**Work to complete:** Gather the lines that hold the string "JSON".

**Supplied entries:**
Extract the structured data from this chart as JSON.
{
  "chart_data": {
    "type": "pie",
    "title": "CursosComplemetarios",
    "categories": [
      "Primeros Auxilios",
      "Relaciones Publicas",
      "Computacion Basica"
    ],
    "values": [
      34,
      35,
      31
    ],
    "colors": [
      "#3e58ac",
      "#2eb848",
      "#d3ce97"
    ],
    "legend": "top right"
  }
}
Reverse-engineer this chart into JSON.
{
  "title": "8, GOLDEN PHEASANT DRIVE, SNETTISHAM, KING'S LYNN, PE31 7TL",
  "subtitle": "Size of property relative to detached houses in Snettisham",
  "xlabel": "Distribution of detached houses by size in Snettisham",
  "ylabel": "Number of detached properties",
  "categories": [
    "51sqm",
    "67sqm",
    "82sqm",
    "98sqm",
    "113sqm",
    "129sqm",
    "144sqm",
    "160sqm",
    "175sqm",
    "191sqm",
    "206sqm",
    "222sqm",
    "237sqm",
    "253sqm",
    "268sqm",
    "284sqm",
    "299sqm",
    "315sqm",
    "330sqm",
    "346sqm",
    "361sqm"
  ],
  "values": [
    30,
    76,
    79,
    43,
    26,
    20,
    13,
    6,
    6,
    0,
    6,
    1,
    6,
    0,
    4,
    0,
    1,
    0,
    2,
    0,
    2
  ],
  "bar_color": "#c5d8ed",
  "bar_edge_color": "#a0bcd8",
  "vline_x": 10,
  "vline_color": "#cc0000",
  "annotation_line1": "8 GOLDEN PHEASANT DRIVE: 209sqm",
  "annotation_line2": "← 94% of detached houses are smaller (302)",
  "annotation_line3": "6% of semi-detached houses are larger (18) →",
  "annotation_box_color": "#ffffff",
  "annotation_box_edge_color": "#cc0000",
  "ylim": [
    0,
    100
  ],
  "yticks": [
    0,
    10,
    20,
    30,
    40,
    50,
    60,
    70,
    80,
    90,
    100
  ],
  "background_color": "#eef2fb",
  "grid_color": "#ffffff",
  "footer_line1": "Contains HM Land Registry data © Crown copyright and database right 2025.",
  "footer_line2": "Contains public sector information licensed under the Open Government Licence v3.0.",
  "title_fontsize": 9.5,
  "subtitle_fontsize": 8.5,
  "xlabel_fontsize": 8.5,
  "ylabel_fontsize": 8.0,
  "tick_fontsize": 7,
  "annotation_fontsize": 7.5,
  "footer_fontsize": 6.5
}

**Full output:**
Extract the structured data from this chart as JSON.
Reverse-engineer this chart into JSON.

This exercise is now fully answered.